_Written problem_: Quote the whole listing exactly. Leave the pictures out of your copy.

_Excerpted records_:
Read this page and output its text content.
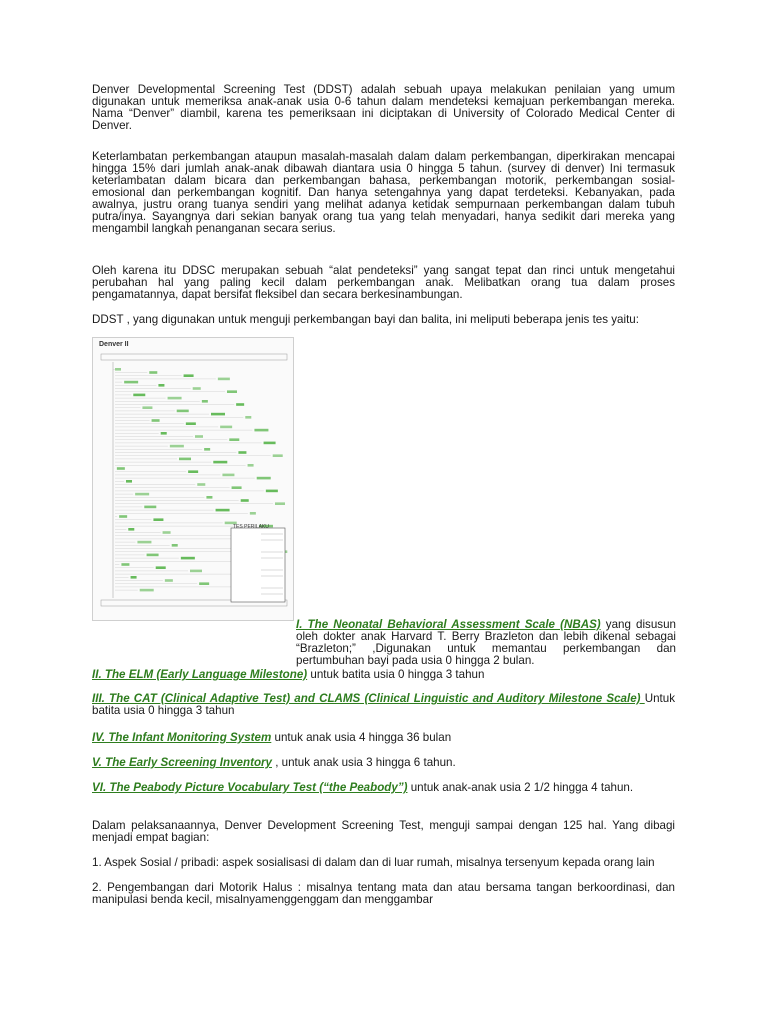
Denver Developmental Screening Test (DDST) adalah sebuah upaya melakukan penilaian yang umum digunakan untuk memeriksa anak-anak usia 0-6 tahun dalam mendeteksi kemajuan perkembangan mereka. Nama “Denver” diambil, karena tes pemeriksaan ini diciptakan di University of Colorado Medical Center di Denver.

Keterlambatan perkembangan ataupun masalah-masalah dalam dalam perkembangan, diperkirakan mencapai hingga 15% dari jumlah anak-anak dibawah diantara usia 0 hingga 5 tahun. (survey di denver) Ini termasuk keterlambatan dalam bicara dan perkembangan bahasa, perkembangan motorik, perkembangan sosial-emosional dan perkembangan kognitif. Dan hanya setengahnya yang dapat terdeteksi. Kebanyakan, pada awalnya, justru orang tuanya sendiri yang melihat adanya ketidak sempurnaan perkembangan dalam tubuh putra/inya. Sayangnya dari sekian banyak orang tua yang telah menyadari, hanya sedikit dari mereka yang mengambil langkah penanganan secara serius.

Oleh karena itu DDSC merupakan sebuah “alat pendeteksi” yang sangat tepat dan rinci untuk mengetahui perubahan hal yang paling kecil dalam perkembangan anak. Melibatkan orang tua dalam proses pengamatannya, dapat bersifat fleksibel dan secara berkesinambungan.

DDST , yang digunakan untuk menguji perkembangan bayi dan balita, ini meliputi beberapa jenis tes yaitu:

Denver II
TES PERILAKU
I. The Neonatal Behavioral Assessment Scale (NBAS) yang disusun oleh dokter anak Harvard T. Berry Brazleton dan lebih dikenal sebagai “Brazleton;” ,Digunakan untuk memantau perkembangan dan pertumbuhan bayi pada usia 0 hingga 2 bulan.

II. The ELM (Early Language Milestone) untuk batita usia 0 hingga 3 tahun

III. The CAT (Clinical Adaptive Test) and CLAMS (Clinical Linguistic and Auditory Milestone Scale) Untuk batita usia 0 hingga 3 tahun

IV. The Infant Monitoring System untuk anak usia 4 hingga 36 bulan

V. The Early Screening Inventory , untuk anak usia 3 hingga 6 tahun.

VI. The Peabody Picture Vocabulary Test (“the Peabody”) untuk anak-anak usia 2 1/2 hingga 4 tahun.

Dalam pelaksanaannya, Denver Development Screening Test, menguji sampai dengan 125 hal. Yang dibagi menjadi empat bagian:

1. Aspek Sosial / pribadi: aspek sosialisasi di dalam dan di luar rumah, misalnya tersenyum kepada orang lain

2. Pengembangan dari Motorik Halus : misalnya tentang mata dan atau bersama tangan berkoordinasi, dan manipulasi benda kecil, misalnyamenggenggam dan menggambar
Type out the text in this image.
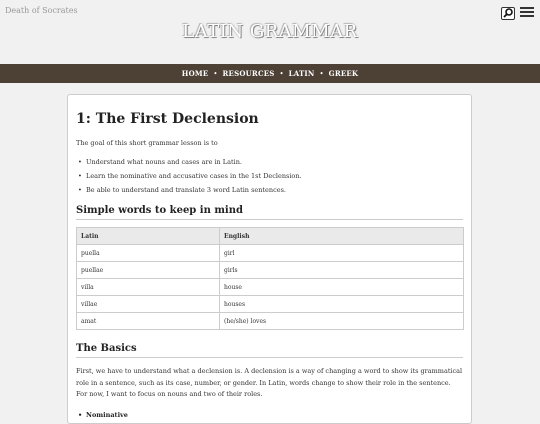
Death of Socrates
LATIN GRAMMAR
HOME • RESOURCES • LATIN • GREEK
1: The First Declension

The goal of this short grammar lesson is to

• Understand what nouns and cases are in Latin.
• Learn the nominative and accusative cases in the 1st Declension.
• Be able to understand and translate 3 word Latin sentences.
Simple words to keep in mind
Latin	English
puella	girl
puellae	girls
villa	house
villae	houses
amat	(he/she) loves
The Basics

First, we have to understand what a declension is. A declension is a way of changing a word to show its grammatical role in a sentence, such as its case, number, or gender. In Latin, words change to show their role in the sentence. For now, I want to focus on nouns and two of their roles.

• Nominative
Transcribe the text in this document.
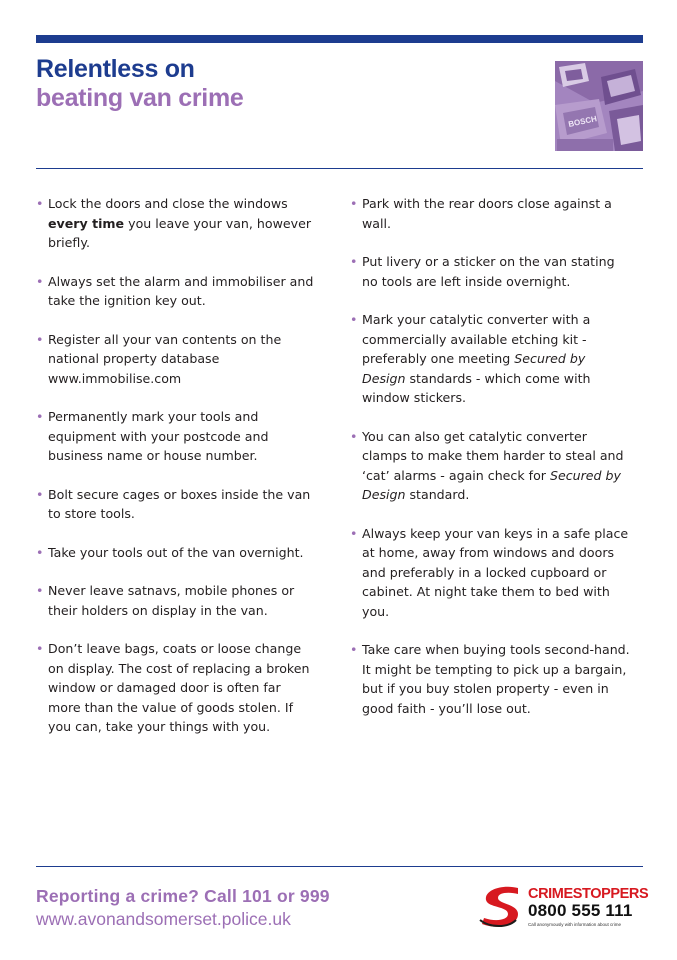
Relentless on
beating van crime
BOSCH
• Lock the doors and close the windows every time you leave your van, however briefly.
• Always set the alarm and immobiliser and take the ignition key out.
• Register all your van contents on the national property database www.immobilise.com
• Permanently mark your tools and equipment with your postcode and business name or house number.
• Bolt secure cages or boxes inside the van to store tools.
• Take your tools out of the van overnight.
• Never leave satnavs, mobile phones or their holders on display in the van.
• Don’t leave bags, coats or loose change on display. The cost of replacing a broken window or damaged door is often far more than the value of goods stolen. If you can, take your things with you.
• Park with the rear doors close against a wall.
• Put livery or a sticker on the van stating no tools are left inside overnight.
• Mark your catalytic converter with a commercially available etching kit - preferably one meeting Secured by Design standards - which come with window stickers.
• You can also get catalytic converter clamps to make them harder to steal and ‘cat’ alarms - again check for Secured by Design standard.
• Always keep your van keys in a safe place at home, away from windows and doors and preferably in a locked cupboard or cabinet. At night take them to bed with you.
• Take care when buying tools second-hand. It might be tempting to pick up a bargain, but if you buy stolen property - even in good faith - you’ll lose out.
Reporting a crime? Call 101 or 999
www.avonandsomerset.police.uk
CRIMESTOPPERS
0800 555 111
Call anonymously with information about crime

_Task answer_:
Read this page and output its text content.
Denver Developmental Screening Test (DDST) adalah sebuah upaya melakukan penilaian yang umum digunakan untuk memeriksa anak-anak usia 0-6 tahun dalam mendeteksi kemajuan perkembangan mereka. Nama “Denver” diambil, karena tes pemeriksaan ini diciptakan di University of Colorado Medical Center di Denver.

Keterlambatan perkembangan ataupun masalah-masalah dalam dalam perkembangan, diperkirakan mencapai hingga 15% dari jumlah anak-anak dibawah diantara usia 0 hingga 5 tahun. (survey di denver) Ini termasuk keterlambatan dalam bicara dan perkembangan bahasa, perkembangan motorik, perkembangan sosial-emosional dan perkembangan kognitif. Dan hanya setengahnya yang dapat terdeteksi. Kebanyakan, pada awalnya, justru orang tuanya sendiri yang melihat adanya ketidak sempurnaan perkembangan dalam tubuh putra/inya. Sayangnya dari sekian banyak orang tua yang telah menyadari, hanya sedikit dari mereka yang mengambil langkah penanganan secara serius.

Oleh karena itu DDSC merupakan sebuah “alat pendeteksi” yang sangat tepat dan rinci untuk mengetahui perubahan hal yang paling kecil dalam perkembangan anak. Melibatkan orang tua dalam proses pengamatannya, dapat bersifat fleksibel dan secara berkesinambungan.

DDST , yang digunakan untuk menguji perkembangan bayi dan balita, ini meliputi beberapa jenis tes yaitu:

Denver II
TES PERILAKU
I. The Neonatal Behavioral Assessment Scale (NBAS) yang disusun oleh dokter anak Harvard T. Berry Brazleton dan lebih dikenal sebagai “Brazleton;” ,Digunakan untuk memantau perkembangan dan pertumbuhan bayi pada usia 0 hingga 2 bulan.

II. The ELM (Early Language Milestone) untuk batita usia 0 hingga 3 tahun

III. The CAT (Clinical Adaptive Test) and CLAMS (Clinical Linguistic and Auditory Milestone Scale) Untuk batita usia 0 hingga 3 tahun

IV. The Infant Monitoring System untuk anak usia 4 hingga 36 bulan

V. The Early Screening Inventory , untuk anak usia 3 hingga 6 tahun.

VI. The Peabody Picture Vocabulary Test (“the Peabody”) untuk anak-anak usia 2 1/2 hingga 4 tahun.

Dalam pelaksanaannya, Denver Development Screening Test, menguji sampai dengan 125 hal. Yang dibagi menjadi empat bagian:

1. Aspek Sosial / pribadi: aspek sosialisasi di dalam dan di luar rumah, misalnya tersenyum kepada orang lain

2. Pengembangan dari Motorik Halus : misalnya tentang mata dan atau bersama tangan berkoordinasi, dan manipulasi benda kecil, misalnyamenggenggam dan menggambar
Type out the text in this image.
Death of Socrates
LATIN GRAMMAR
HOME • RESOURCES • LATIN • GREEK
1: The First Declension

The goal of this short grammar lesson is to

• Understand what nouns and cases are in Latin.
• Learn the nominative and accusative cases in the 1st Declension.
• Be able to understand and translate 3 word Latin sentences.
Simple words to keep in mind
Latin	English
puella	girl
puellae	girls
villa	house
villae	houses
amat	(he/she) loves
The Basics

First, we have to understand what a declension is. A declension is a way of changing a word to show its grammatical role in a sentence, such as its case, number, or gender. In Latin, words change to show their role in the sentence. For now, I want to focus on nouns and two of their roles.

• Nominative
Transcribe the text in this document.
Relentless on
beating van crime
BOSCH
• Lock the doors and close the windows every time you leave your van, however briefly.
• Always set the alarm and immobiliser and take the ignition key out.
• Register all your van contents on the national property database www.immobilise.com
• Permanently mark your tools and equipment with your postcode and business name or house number.
• Bolt secure cages or boxes inside the van to store tools.
• Take your tools out of the van overnight.
• Never leave satnavs, mobile phones or their holders on display in the van.
• Don’t leave bags, coats or loose change on display. The cost of replacing a broken window or damaged door is often far more than the value of goods stolen. If you can, take your things with you.
• Park with the rear doors close against a wall.
• Put livery or a sticker on the van stating no tools are left inside overnight.
• Mark your catalytic converter with a commercially available etching kit - preferably one meeting Secured by Design standards - which come with window stickers.
• You can also get catalytic converter clamps to make them harder to steal and ‘cat’ alarms - again check for Secured by Design standard.
• Always keep your van keys in a safe place at home, away from windows and doors and preferably in a locked cupboard or cabinet. At night take them to bed with you.
• Take care when buying tools second-hand. It might be tempting to pick up a bargain, but if you buy stolen property - even in good faith - you’ll lose out.
Reporting a crime? Call 101 or 999
www.avonandsomerset.police.uk
CRIMESTOPPERS
0800 555 111
Call anonymously with information about crime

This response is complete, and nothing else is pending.